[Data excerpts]

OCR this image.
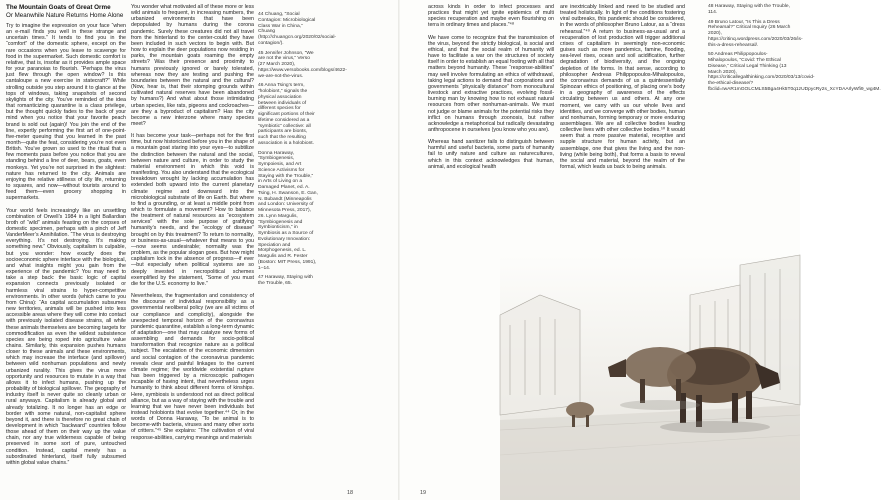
The Mountain Goats of Great Orme
Or Meanwhile Nature Returns Home Alone

Try to imagine the expression on your face “when an e-mail finds you well in these strange and uncertain times.” It tends to find you in the “comfort” of the domestic sphere, except on the rare occasions when you leave to scavenge for food in the supermarket. Such domestic comfort is relative, that is, insofar as it provides ample space for your paranoias to flourish. “Perhaps the virus just flew through the open window? Is this cantaloupe a new exercise in statecraft?” While strolling outside you step around it to glance at the tops of windows, taking snapshots of second skylights of the city. You’ve reminded of the idea that romanticizing quarantine is a class privilege, but the thought quickly fades to the back of your mind when you notice that your favorite peach brand is sold out (again)! You join the end of the line, expertly performing the first art of one-point-five-meter queuing that you learned in the past month—quite the feat, considering you’re not even British. You’ve grown so used to the ritual that a few moments pass before you notice that you are standing behind a line of deer, bears, goats, even monkeys. Yet you’re not surprised in the slightest: nature has returned to the city. Animals are enjoying the relative stillness of city life, returning to squares, and now—without tourists around to feed them—even grocery shopping in supermarkets.

Your world feels increasingly like an unsettling combination of Orwell’s 1984 in a light Ballardian broth of “wild” animals feasting on the corpses of domestic specimen, perhaps with a pinch of Jeff VanderMeer’s Annihilation. “The virus is destroying everything. It’s not destroying. It’s making something new.” Obviously, capitalism is culpable, but you wonder: how exactly does the socioeconomic sphere interface with the biological, and what insights might you gain from the experience of the pandemic? You may need to take a step back: the basic logic of capital expansion connects previously isolated or harmless viral strains to hyper-competitive environments. In other words (which came to you from China): “As capital accumulation subsumes new territories, animals will be pushed into less accessible areas where they will come into contact with previously isolated disease strains, all while these animals themselves are becoming targets for commodification as even the wildest subsistence species are being roped into agriculture value chains. Similarly, this expansion pushes humans closer to these animals and these environments, which may increase the interface (and spillover) between wild nonhuman populations and newly urbanized rurality. This gives the virus more opportunity and resources to mutate in a way that allows it to infect humans, pushing up the probability of biological spillover. The geography of industry itself is never quite so cleanly urban or rural anyways. Capitalism is already global and already totalizing. It no longer has an edge or border with some natural, non-capitalist sphere beyond it, and there is therefore no great chain of development in which “backward” countries follow those ahead of them on their way up the value chain, nor any true wilderness capable of being preserved in some sort of pure, untouched condition. Instead, capital merely has a subordinated hinterland, itself fully subsumed within global value chains.”

You wonder what motivated all of these more or less wild animals to frequent, in increasing numbers, the urbanized environments that have been depopulated by humans during the corona pandemic. Surely these creatures did not all travel from the hinterland to the center-could they have been included in such vectors to begin with. But how to explain the deer populations now residing in parks, the mountain goats roaming the empty streets? Was their presence and proximity to humans previously ignored or barely tolerated, whereas now they are testing and pushing the boundaries between the natural and the cultural? (Now, hear is, that their stomping grounds within cultivated natural reserves have been abandoned by humans?) And what about those intimidating urban species, like rats, pigeons and cockroaches—are they a byproduct of capitalism? Has the city become a new interzone where many species meet?

It has become your task—perhaps not for the first time, but now historicized before you in the shape of a mountain goat staring into your eyes—to subtilize the distinction between the natural and the social, between nature and culture, in order to study the material environment in which this void is manifesting. You also understand that the ecological breakdown wrought by lacking accumulation has extended both upward into the current planetary climate regime and downward into the microbiological substrate of life on Earth. But where to find a grounding, or at least a middle point from which to formulate a movement? How to balance the treatment of natural resources as “ecosystem services” with the sole purpose of gratifying humanity’s needs, and the “ecology of disease” brought on by this treatment? To return to normality, or business-as-usual—whatever that means to you—now seems undesirable; normality was the problem, as the popular slogan goes. But how might capitalism lock in the absence of progress—if ever—but especially when political systems are so deeply invested in necropolitical schemes exemplified by the statement, “Some of you must die for the U.S. economy to live.”

Nevertheless, the fragmentation and consistency of the discourse of individual responsibility as a governmental neoliberal policy (we are all victims of our compliance and complicity), alongside the unexpected temporal horizon of the coronavirus pandemic quarantine, establish a long-term dynamic of adaptation—one that may catalyze new forms of assembling and demands for socio-political transformation that recognize nature as a political subject. The escalation of the economic dimension and social contagion of the coronavirus pandemic reveals clear and painful linkages to the current climate regime; the worldwide existential rupture has been triggered by a microscopic pathogen incapable of having intent, that nevertheless urges humanity to think about different forms of kinships. Here, symbiosis is understood not as direct political alliance, but as a way of staying with the trouble and learning that we have never been individuals but instead holobionts that evolve together.⁴⁴ Or, in the words of Donna Haraway, “To be animal is to become-with bacteria, viruses and many other sorts of critters.”⁴⁵ She explains: “The cultivation of viral response-abilities, carrying meanings and materials

44 Chuang, “Social Contagion: Microbiological Class War in China,” Chuang (http://chuangcn.org/2020/02/social-contagion/).

45 Jennifer Johnson, “We are not the virus,” Verso (27 March 2020), https://www.versobooks.com/blogs/4622-we-are-not-the-virus.

46 Anna Tsing’s term, “holobiont,” signals the physical association between individuals of different species for significant portions of their lifetime considered as a “symbiotic” collective: all participants are bionts, such that the resulting association is a holobiont.

Donna Haraway, “Symbiogenesis, Sympoiesis, and Art Science Activisms for Staying with the Trouble,” in Arts of Living on a Damaged Planet, ed. A. Tsing, H. Swanson, E. Gan, N. Bubandt (Minneapolis and London: University of Minnesota Press, 2017), 26. Lynn Margulis, “Symbiogenesis and Symbionticism,” in Symbiosis as a Source of Evolutionary Innovation: Speciation and Morphogenesis, ed. L. Margulis and R. Fester (Boston: MIT Press, 1991), 1–14.

47 Haraway, Staying with the Trouble, 65.

18

across kinds in order to infect processes and practices that might yet ignite epidemics of multi species recuperation and maybe even flourishing on terra in ordinary times and places.”⁴⁸

We have come to recognize that the transmission of the virus, beyond the strictly biological, is social and ethical, and that the social realm of humanity will have to facilitate a war on the structures of society itself in order to establish an equal footing with all that matters beyond humanity. These “response-abilities” may well involve formulating an ethics of withdrawal, taking legal actions to demand that corporations and governments “physically distance” from monocultural livestock and extractive practices, evolving fossil-burning man by knowing how to not exhaust natural resources from other nonhuman-animals. We must not judge or blame animals for the potential risks they inflict on humans through zoonosis, but rather acknowledge a metaphorical but radically devastating anthropocene in ourselves (you know who you are).

Whereas hand sanitizer fails to distinguish between harmful and useful bacteria, some parts of humanity fail to unify nature and culture as naturecultures, which in this context acknowledges that human, animal, and ecological health

are inextricably linked and need to be studied and treated holistically. In light of the conditions fostering viral outbreaks, this pandemic should be considered, in the words of philosopher Bruno Latour, as a “dress rehearsal.”⁴⁹ A return to business-as-usual and a recuperation of lost production will trigger additional crises of capitalism in seemingly non-economic guises such as more pandemics, famine, flooding, sea-level rises, ocean and soil acidification, further degradation of biodiversity, and the ongoing depletion of life forms. In that sense, according to philosopher Andreas Philippopoulos-Mihalopoulos, the coronavirus demands of us a quintessentially Spinozan ethics of positioning, of placing one’s body in a geography of awareness of the effects circulating between us and others. At any one moment, we carry with us our whole lives and identities, and we converge with other bodies, human and nonhuman, forming temporary or more enduring assemblages. We are all collective bodies leading collective lives with other collective bodies.⁵⁰ It would seem that a more passive material, receptive and supple structure for human activity, but an assemblage, one that gives the living and the non-living (while being both), that forms a basis to reveal the social and material, beyond the realm of the formal, which leads us back to being animals.

48 Haraway, Staying with the Trouble, 114.

49 Bruno Latour, “Is This a Dress Rehearsal?” Critical Inquiry (26 March 2020), https://critinq.wordpress.com/2020/03/26/is-this-a-dress-rehearsal/.

50 Andreas Philippopoulos-Mihalopoulos, “Covid: The Ethical Disease,” Critical Legal Thinking (13 March 2020), https://criticallegalthinking.com/2020/03/13/covid-the-ethical-disease/?fbclid=IwAR1mGOLCMLS5Bga4Hk5T0q1zUDpycRy2s_XcYDAArlyWfi9_wg4M.

19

WHAT THE EXERCISE ASKS
For the string "https", count the lines of the entries above that include it; answer with the number only.

WRITTEN ANSWER
3